* _WHAT IS ASKED_
Retype the whole listing verbatim and keep the pictures out of it.

* START DATA SHOWN *

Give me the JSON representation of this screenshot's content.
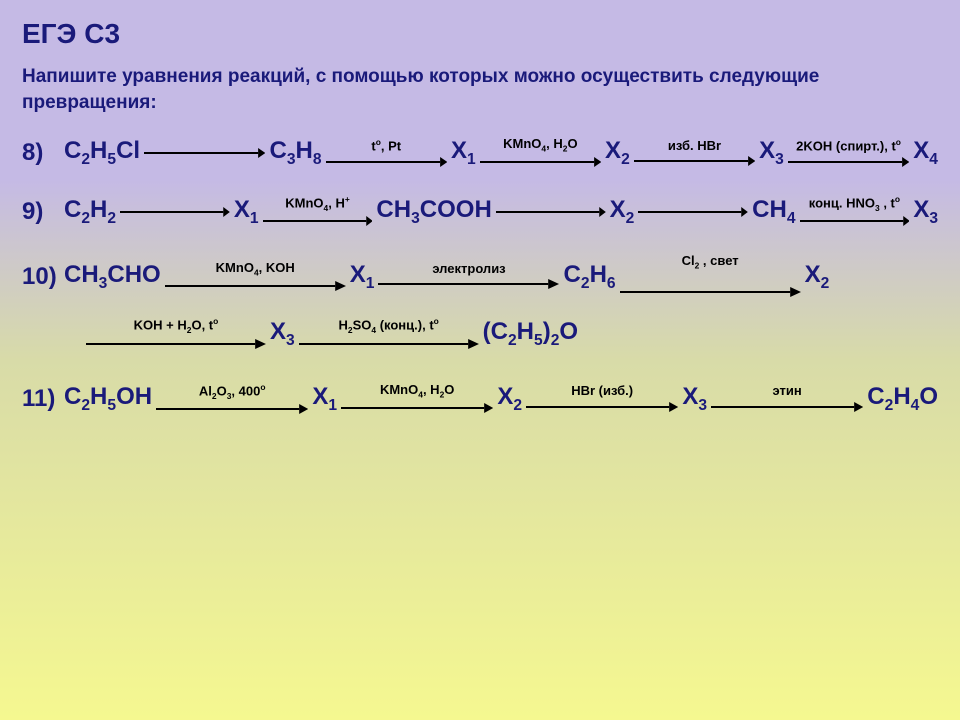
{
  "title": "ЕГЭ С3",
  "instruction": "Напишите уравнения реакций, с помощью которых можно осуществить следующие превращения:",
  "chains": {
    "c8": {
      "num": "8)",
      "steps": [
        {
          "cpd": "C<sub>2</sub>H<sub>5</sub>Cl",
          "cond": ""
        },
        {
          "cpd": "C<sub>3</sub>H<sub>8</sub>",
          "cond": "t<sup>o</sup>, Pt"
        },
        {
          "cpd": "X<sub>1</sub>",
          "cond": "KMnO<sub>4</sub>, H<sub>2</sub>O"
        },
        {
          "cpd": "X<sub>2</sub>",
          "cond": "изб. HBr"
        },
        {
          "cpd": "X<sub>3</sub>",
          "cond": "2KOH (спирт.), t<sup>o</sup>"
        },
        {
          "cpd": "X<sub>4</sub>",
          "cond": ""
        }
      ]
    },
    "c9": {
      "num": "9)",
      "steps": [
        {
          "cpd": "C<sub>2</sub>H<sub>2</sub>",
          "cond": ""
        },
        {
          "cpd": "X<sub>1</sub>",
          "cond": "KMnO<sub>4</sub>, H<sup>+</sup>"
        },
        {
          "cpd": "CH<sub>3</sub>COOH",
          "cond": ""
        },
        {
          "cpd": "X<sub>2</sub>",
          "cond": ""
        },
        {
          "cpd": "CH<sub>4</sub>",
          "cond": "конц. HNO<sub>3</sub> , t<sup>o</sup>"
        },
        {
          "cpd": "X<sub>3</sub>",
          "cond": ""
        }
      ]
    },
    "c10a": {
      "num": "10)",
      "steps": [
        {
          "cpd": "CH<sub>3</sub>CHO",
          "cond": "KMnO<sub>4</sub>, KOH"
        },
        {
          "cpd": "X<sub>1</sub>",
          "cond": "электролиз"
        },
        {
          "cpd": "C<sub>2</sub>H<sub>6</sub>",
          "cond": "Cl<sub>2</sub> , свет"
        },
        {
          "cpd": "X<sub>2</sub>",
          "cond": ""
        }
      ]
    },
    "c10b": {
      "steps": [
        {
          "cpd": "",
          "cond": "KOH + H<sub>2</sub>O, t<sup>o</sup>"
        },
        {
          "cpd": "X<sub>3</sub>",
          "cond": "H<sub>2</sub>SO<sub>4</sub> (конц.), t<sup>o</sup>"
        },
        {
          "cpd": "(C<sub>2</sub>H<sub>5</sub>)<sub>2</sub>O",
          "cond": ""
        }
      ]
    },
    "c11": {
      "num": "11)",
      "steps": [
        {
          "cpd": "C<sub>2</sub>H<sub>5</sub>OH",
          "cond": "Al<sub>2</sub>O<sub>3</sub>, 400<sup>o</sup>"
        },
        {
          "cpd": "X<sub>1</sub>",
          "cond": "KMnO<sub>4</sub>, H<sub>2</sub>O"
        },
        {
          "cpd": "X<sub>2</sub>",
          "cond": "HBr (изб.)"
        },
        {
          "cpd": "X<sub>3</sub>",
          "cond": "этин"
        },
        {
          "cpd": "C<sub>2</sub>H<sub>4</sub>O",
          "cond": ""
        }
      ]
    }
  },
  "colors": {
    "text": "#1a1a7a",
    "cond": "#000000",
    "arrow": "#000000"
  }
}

* END DATA SHOWN *

* _EXERCISE RESULT_
Give me the JSON representation of this screenshot's content.
{
  "title": "ЕГЭ С3",
  "instruction": "Напишите уравнения реакций, с помощью которых можно осуществить следующие превращения:",
  "chains": {
    "c8": {
      "num": "8)",
      "steps": [
        {
          "cpd": "C<sub>2</sub>H<sub>5</sub>Cl",
          "cond": ""
        },
        {
          "cpd": "C<sub>3</sub>H<sub>8</sub>",
          "cond": "t<sup>o</sup>, Pt"
        },
        {
          "cpd": "X<sub>1</sub>",
          "cond": "KMnO<sub>4</sub>, H<sub>2</sub>O"
        },
        {
          "cpd": "X<sub>2</sub>",
          "cond": "изб. HBr"
        },
        {
          "cpd": "X<sub>3</sub>",
          "cond": "2KOH (спирт.), t<sup>o</sup>"
        },
        {
          "cpd": "X<sub>4</sub>",
          "cond": ""
        }
      ]
    },
    "c9": {
      "num": "9)",
      "steps": [
        {
          "cpd": "C<sub>2</sub>H<sub>2</sub>",
          "cond": ""
        },
        {
          "cpd": "X<sub>1</sub>",
          "cond": "KMnO<sub>4</sub>, H<sup>+</sup>"
        },
        {
          "cpd": "CH<sub>3</sub>COOH",
          "cond": ""
        },
        {
          "cpd": "X<sub>2</sub>",
          "cond": ""
        },
        {
          "cpd": "CH<sub>4</sub>",
          "cond": "конц. HNO<sub>3</sub> , t<sup>o</sup>"
        },
        {
          "cpd": "X<sub>3</sub>",
          "cond": ""
        }
      ]
    },
    "c10a": {
      "num": "10)",
      "steps": [
        {
          "cpd": "CH<sub>3</sub>CHO",
          "cond": "KMnO<sub>4</sub>, KOH"
        },
        {
          "cpd": "X<sub>1</sub>",
          "cond": "электролиз"
        },
        {
          "cpd": "C<sub>2</sub>H<sub>6</sub>",
          "cond": "Cl<sub>2</sub> , свет"
        },
        {
          "cpd": "X<sub>2</sub>",
          "cond": ""
        }
      ]
    },
    "c10b": {
      "steps": [
        {
          "cpd": "",
          "cond": "KOH + H<sub>2</sub>O, t<sup>o</sup>"
        },
        {
          "cpd": "X<sub>3</sub>",
          "cond": "H<sub>2</sub>SO<sub>4</sub> (конц.), t<sup>o</sup>"
        },
        {
          "cpd": "(C<sub>2</sub>H<sub>5</sub>)<sub>2</sub>O",
          "cond": ""
        }
      ]
    },
    "c11": {
      "num": "11)",
      "steps": [
        {
          "cpd": "C<sub>2</sub>H<sub>5</sub>OH",
          "cond": "Al<sub>2</sub>O<sub>3</sub>, 400<sup>o</sup>"
        },
        {
          "cpd": "X<sub>1</sub>",
          "cond": "KMnO<sub>4</sub>, H<sub>2</sub>O"
        },
        {
          "cpd": "X<sub>2</sub>",
          "cond": "HBr (изб.)"
        },
        {
          "cpd": "X<sub>3</sub>",
          "cond": "этин"
        },
        {
          "cpd": "C<sub>2</sub>H<sub>4</sub>O",
          "cond": ""
        }
      ]
    }
  },
  "colors": {
    "text": "#1a1a7a",
    "cond": "#000000",
    "arrow": "#000000"
  }
}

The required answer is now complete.